* START Record set *

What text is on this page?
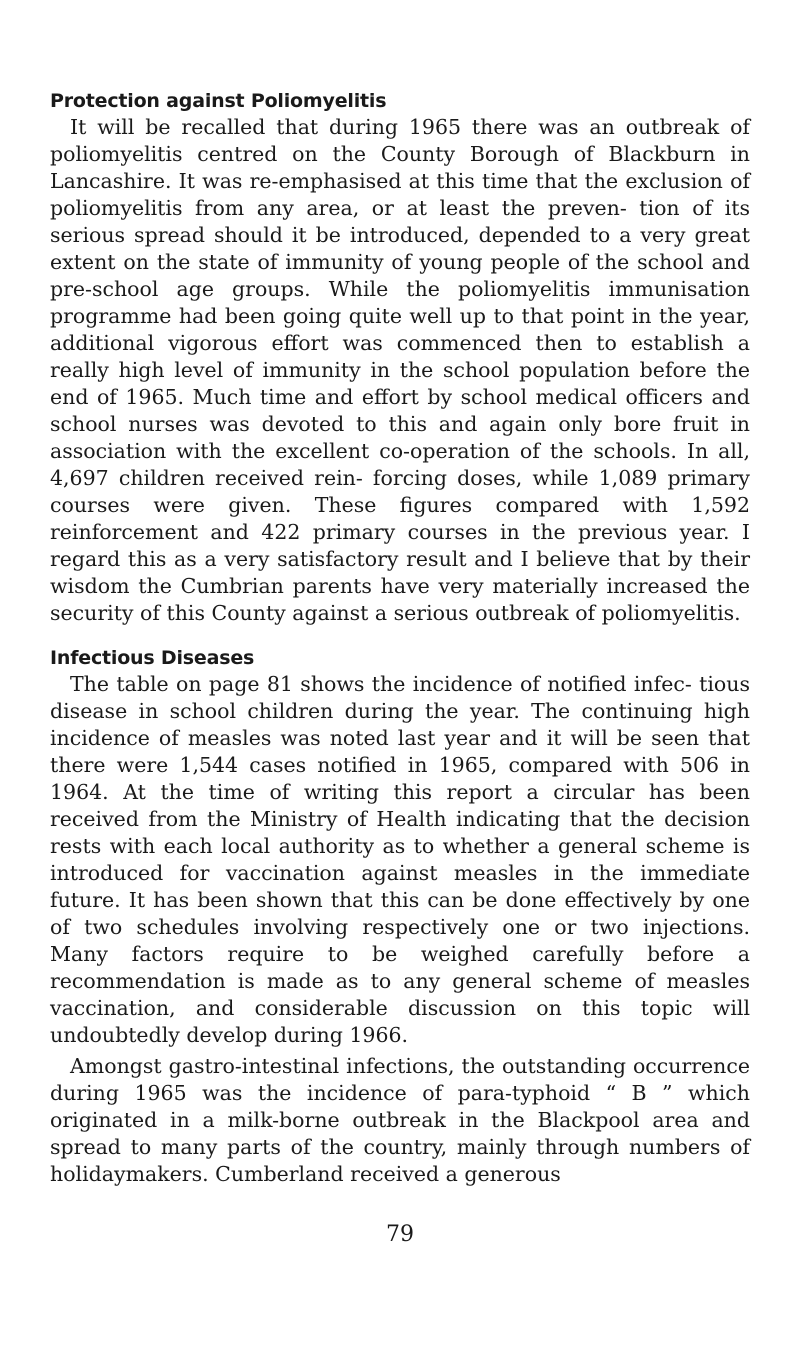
Protection against Poliomyelitis

It will be recalled that during 1965 there was an outbreak of poliomyelitis centred on the County Borough of Blackburn in Lancashire. It was re-emphasised at this time that the exclusion of poliomyelitis from any area, or at least the preven- tion of its serious spread should it be introduced, depended to a very great extent on the state of immunity of young people of the school and pre-school age groups. While the poliomyelitis immunisation programme had been going quite well up to that point in the year, additional vigorous effort was commenced then to establish a really high level of immunity in the school population before the end of 1965. Much time and effort by school medical officers and school nurses was devoted to this and again only bore fruit in association with the excellent co-operation of the schools. In all, 4,697 children received rein- forcing doses, while 1,089 primary courses were given. These figures compared with 1,592 reinforcement and 422 primary courses in the previous year. I regard this as a very satisfactory result and I believe that by their wisdom the Cumbrian parents have very materially increased the security of this County against a serious outbreak of poliomyelitis.

Infectious Diseases

The table on page 81 shows the incidence of notified infec- tious disease in school children during the year. The continuing high incidence of measles was noted last year and it will be seen that there were 1,544 cases notified in 1965, compared with 506 in 1964. At the time of writing this report a circular has been received from the Ministry of Health indicating that the decision rests with each local authority as to whether a general scheme is introduced for vaccination against measles in the immediate future. It has been shown that this can be done effectively by one of two schedules involving respectively one or two injections. Many factors require to be weighed carefully before a recommendation is made as to any general scheme of measles vaccination, and considerable discussion on this topic will undoubtedly develop during 1966.

Amongst gastro-intestinal infections, the outstanding occurrence during 1965 was the incidence of para-typhoid “ B ” which originated in a milk-borne outbreak in the Blackpool area and spread to many parts of the country, mainly through numbers of holidaymakers. Cumberland received a generous

79
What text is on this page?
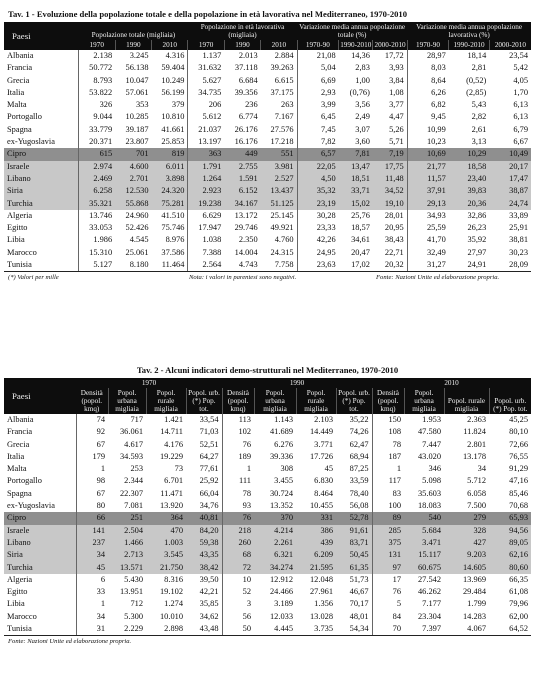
Tav. 1 - Evoluzione della popolazione totale e della popolazione in età lavorativa nel Mediterraneo, 1970-2010
Paesi	Popolazione totale (migliaia)			Popolazione in età lavorativa (migliaia)			Variazione media annua popolazione totale (%)			Variazione media annua popolazione lavorativa (%)		
	1970	1990	2010	1970	1990	2010	1970-90	1990-2010	2000-2010	1970-90	1990-2010	2000-2010
Albania	2.138	3.245	4.316	1.137	2.013	2.884	21,08	14,36	17,72	28,97	18,14	23,54
Francia	50.772	56.138	59.404	31.632	37.118	39.263	5,04	2,83	3,93	8,03	2,81	5,42
Grecia	8.793	10.047	10.249	5.627	6.684	6.615	6,69	1,00	3,84	8,64	(0,52)	4,05
Italia	53.822	57.061	56.199	34.735	39.356	37.175	2,93	(0,76)	1,08	6,26	(2,85)	1,70
Malta	326	353	379	206	236	263	3,99	3,56	3,77	6,82	5,43	6,13
Portogallo	9.044	10.285	10.810	5.612	6.774	7.167	6,45	2,49	4,47	9,45	2,82	6,13
Spagna	33.779	39.187	41.661	21.037	26.176	27.576	7,45	3,07	5,26	10,99	2,61	6,79
ex-Yugoslavia	20.371	23.807	25.853	13.197	16.176	17.218	7,82	3,60	5,71	10,23	3,13	6,67
Cipro	615	701	819	363	449	551	6,57	7,81	7,19	10,69	10,29	10,49
Israele	2.974	4.600	6.011	1.791	2.755	3.981	22,05	13,47	17,75	21,77	18,58	20,17
Libano	2.469	2.701	3.898	1.264	1.591	2.527	4,50	18,51	11,48	11,57	23,40	17,47
Siria	6.258	12.530	24.320	2.923	6.152	13.437	35,32	33,71	34,52	37,91	39,83	38,87
Turchia	35.321	55.868	75.281	19.238	34.167	51.125	23,19	15,02	19,10	29,13	20,36	24,74
Algeria	13.746	24.960	41.510	6.629	13.172	25.145	30,28	25,76	28,01	34,93	32,86	33,89
Egitto	33.053	52.426	75.746	17.947	29.746	49.921	23,33	18,57	20,95	25,59	26,23	25,91
Libia	1.986	4.545	8.976	1.038	2.350	4.760	42,26	34,61	38,43	41,70	35,92	38,81
Marocco	15.310	25.061	37.586	7.388	14.004	24.315	24,95	20,47	22,71	32,49	27,97	30,23
Tunisia	5.127	8.180	11.464	2.564	4.743	7.758	23,63	17,02	20,32	31,27	24,91	28,09
(*) Valori per mille	Nota: i valori in parentesi sono negativi.	Fonte: Nazioni Unite ed elaborazione propria.
Tav. 2 - Alcuni indicatori demo-strutturali nel Mediterraneo, 1970-2010
Paesi	1970				1990				2010			
	Densità (popol. kmq)	Popol. urbana migliaia	Popol. rurale migliaia	Popol. urb. (*) Pop. tot.	Densità (popol. kmq)	Popol. urbana migliaia	Popol. rurale migliaia	Popol. urb. (*) Pop. tot.	Densità (popol. kmq)	Popol. urbana migliaia	Popol. rurale migliaia	Popol. urb. (*) Pop. tot.
Albania	74	717	1.421	33,54	113	1.143	2.103	35,22	150	1.953	2.363	45,25
Francia	92	36.061	14.711	71,03	102	41.689	14.449	74,26	108	47.580	11.824	80,10
Grecia	67	4.617	4.176	52,51	76	6.276	3.771	62,47	78	7.447	2.801	72,66
Italia	179	34.593	19.229	64,27	189	39.336	17.726	68,94	187	43.020	13.178	76,55
Malta	1	253	73	77,61	1	308	45	87,25	1	346	34	91,29
Portogallo	98	2.344	6.701	25,92	111	3.455	6.830	33,59	117	5.098	5.712	47,16
Spagna	67	22.307	11.471	66,04	78	30.724	8.464	78,40	83	35.603	6.058	85,46
ex-Yugoslavia	80	7.081	13.920	34,76	93	13.352	10.455	56,08	100	18.083	7.500	70,68
Cipro	66	251	364	40,81	76	370	331	52,78	89	540	279	65,93
Israele	141	2.504	470	84,20	218	4.214	386	91,61	285	5.684	328	94,56
Libano	237	1.466	1.003	59,38	260	2.261	439	83,71	375	3.471	427	89,05
Siria	34	2.713	3.545	43,35	68	6.321	6.209	50,45	131	15.117	9.203	62,16
Turchia	45	13.571	21.750	38,42	72	34.274	21.595	61,35	97	60.675	14.605	80,60
Algeria	6	5.430	8.316	39,50	10	12.912	12.048	51,73	17	27.542	13.969	66,35
Egitto	33	13.951	19.102	42,21	52	24.466	27.961	46,67	76	46.262	29.484	61,08
Libia	1	712	1.274	35,85	3	3.189	1.356	70,17	5	7.177	1.799	79,96
Marocco	34	5.300	10.010	34,62	56	12.033	13.028	48,01	84	23.304	14.283	62,00
Tunisia	31	2.229	2.898	43,48	50	4.445	3.735	54,34	70	7.397	4.067	64,52
Fonte: Nazioni Unite ed elaborazione propria.
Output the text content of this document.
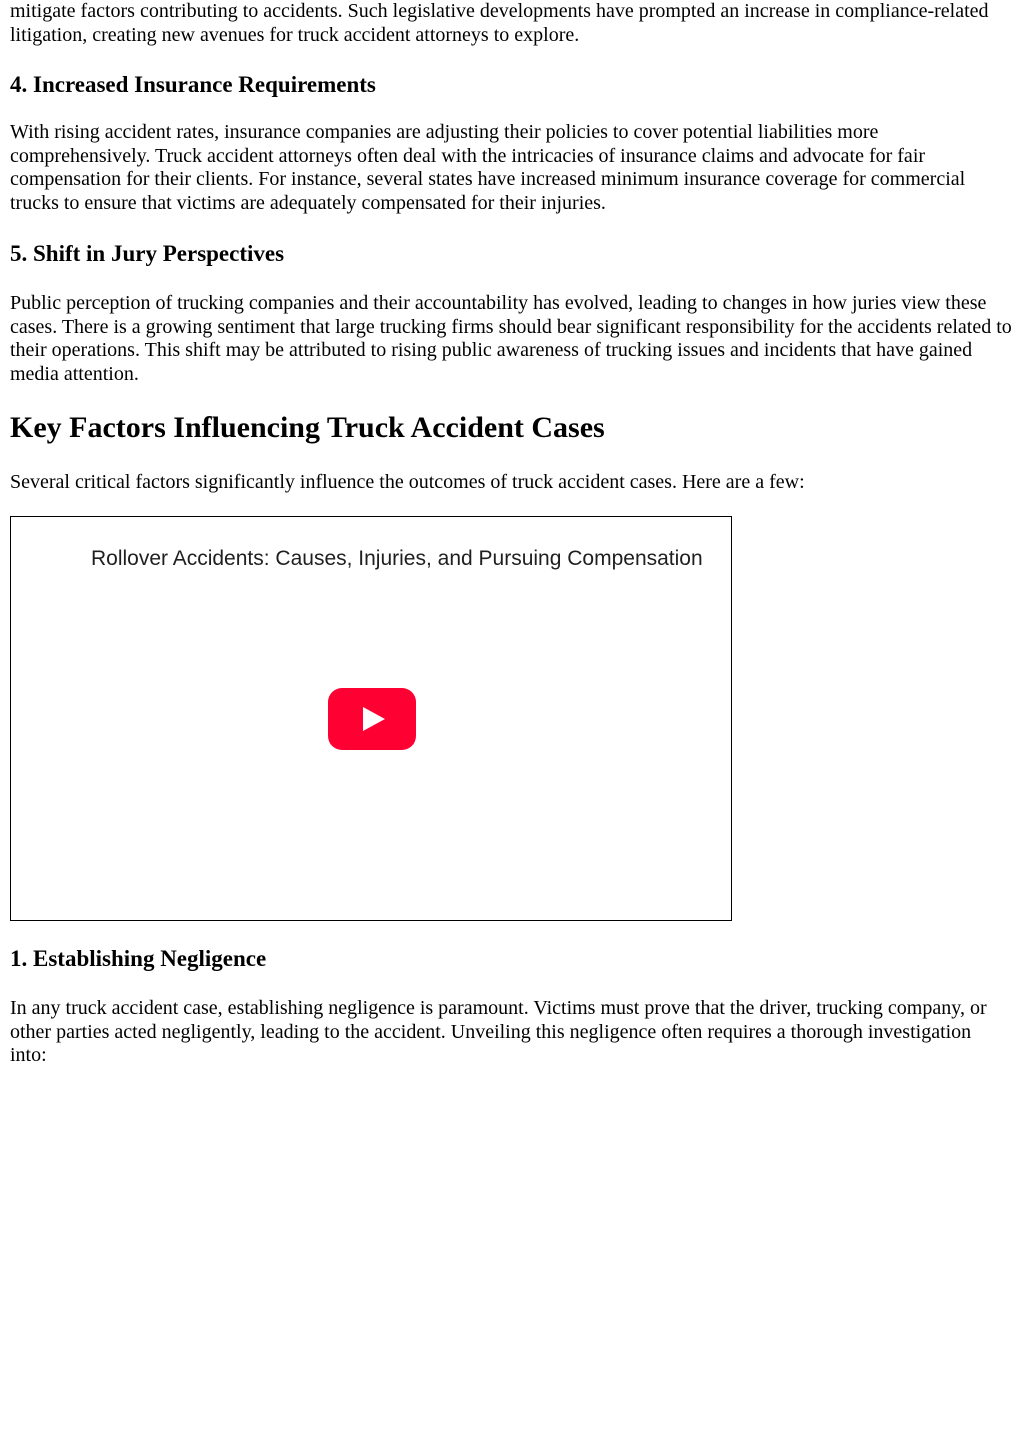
mitigate factors contributing to accidents. Such legislative developments have prompted an increase in compliance-related litigation, creating new avenues for truck accident attorneys to explore.

4. Increased Insurance Requirements

With rising accident rates, insurance companies are adjusting their policies to cover potential liabilities more comprehensively. Truck accident attorneys often deal with the intricacies of insurance claims and advocate for fair compensation for their clients. For instance, several states have increased minimum insurance coverage for commercial trucks to ensure that victims are adequately compensated for their injuries.

5. Shift in Jury Perspectives

Public perception of trucking companies and their accountability has evolved, leading to changes in how juries view these cases. There is a growing sentiment that large trucking firms should bear significant responsibility for the accidents related to their operations. This shift may be attributed to rising public awareness of trucking issues and incidents that have gained media attention.

Key Factors Influencing Truck Accident Cases

Several critical factors significantly influence the outcomes of truck accident cases. Here are a few:

1. Establishing Negligence

In any truck accident case, establishing negligence is paramount. Victims must prove that the driver, trucking company, or other parties acted negligently, leading to the accident. Unveiling this negligence often requires a thorough investigation into:

Rollover Accidents: Causes, Injuries, and Pursuing Compensation
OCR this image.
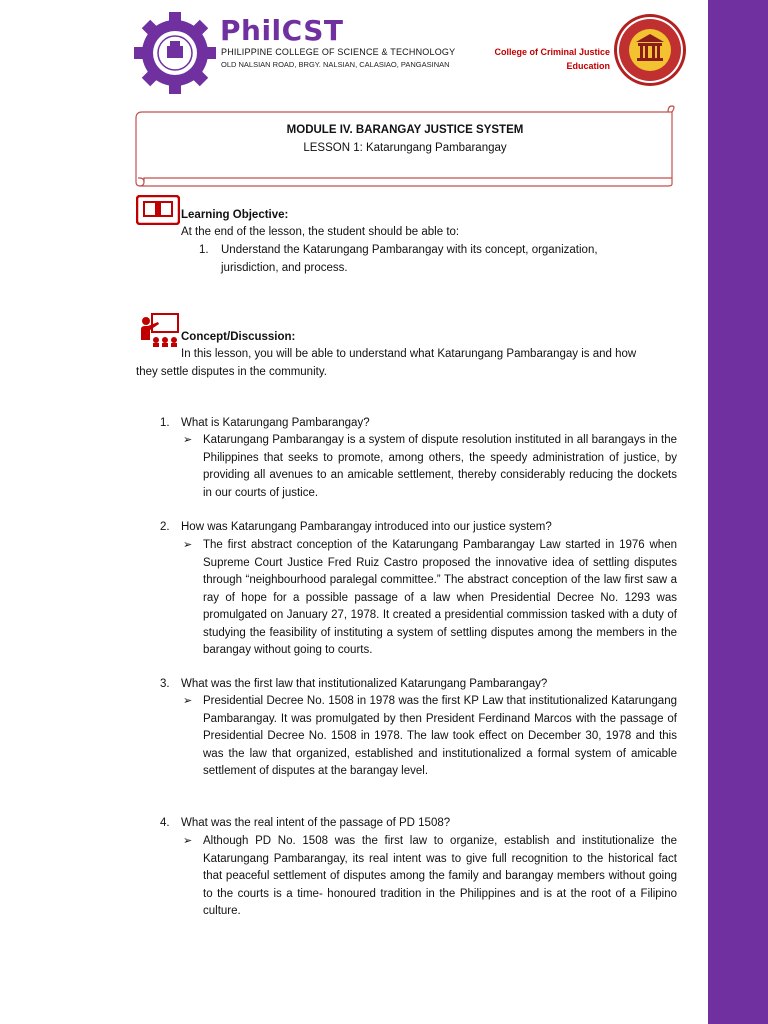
PhilCST
PHILIPPINE COLLEGE OF SCIENCE & TECHNOLOGY
OLD NALSIAN ROAD, BRGY. NALSIAN, CALASIAO, PANGASINAN
College of Criminal Justice
Education
MODULE IV. BARANGAY JUSTICE SYSTEM
LESSON 1: Katarungang Pambarangay
Learning Objective:
At the end of the lesson, the student should be able to:
1. Understand the Katarungang Pambarangay with its concept, organization,
jurisdiction, and process.
Concept/Discussion:
In this lesson, you will be able to understand what Katarungang Pambarangay is and how
they settle disputes in the community.
1. What is Katarungang Pambarangay?
➢ Katarungang Pambarangay is a system of dispute resolution instituted in all barangays in the Philippines that seeks to promote, among others, the speedy administration of justice, by providing all avenues to an amicable settlement, thereby considerably reducing the dockets in our courts of justice.
2. How was Katarungang Pambarangay introduced into our justice system?
➢ The first abstract conception of the Katarungang Pambarangay Law started in 1976 when Supreme Court Justice Fred Ruiz Castro proposed the innovative idea of settling disputes through “neighbourhood paralegal committee.” The abstract conception of the law first saw a ray of hope for a possible passage of a law when Presidential Decree No. 1293 was promulgated on January 27, 1978. It created a presidential commission tasked with a duty of studying the feasibility of instituting a system of settling disputes among the members in the barangay without going to courts.
3. What was the first law that institutionalized Katarungang Pambarangay?
➢ Presidential Decree No. 1508 in 1978 was the first KP Law that institutionalized Katarungang Pambarangay. It was promulgated by then President Ferdinand Marcos with the passage of Presidential Decree No. 1508 in 1978. The law took effect on December 30, 1978 and this was the law that organized, established and institutionalized a formal system of amicable settlement of disputes at the barangay level.
4. What was the real intent of the passage of PD 1508?
➢ Although PD No. 1508 was the first law to organize, establish and institutionalize the Katarungang Pambarangay, its real intent was to give full recognition to the historical fact that peaceful settlement of disputes among the family and barangay members without going to the courts is a time- honoured tradition in the Philippines and is at the root of a Filipino culture.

* END Record set *

[To do]:
Gather up every line from the listing above in which the word "members" occurs.

[Written response]:
➢ The first abstract conception of the Katarungang Pambarangay Law started in 1976 when Supreme Court Justice Fred Ruiz Castro proposed the innovative idea of settling disputes through “neighbourhood paralegal committee.” The abstract conception of the law first saw a ray of hope for a possible passage of a law when Presidential Decree No. 1293 was promulgated on January 27, 1978. It created a presidential commission tasked with a duty of studying the feasibility of instituting a system of settling disputes among the members in the barangay without going to courts.
➢ Although PD No. 1508 was the first law to organize, establish and institutionalize the Katarungang Pambarangay, its real intent was to give full recognition to the historical fact that peaceful settlement of disputes among the family and barangay members without going to the courts is a time- honoured tradition in the Philippines and is at the root of a Filipino culture.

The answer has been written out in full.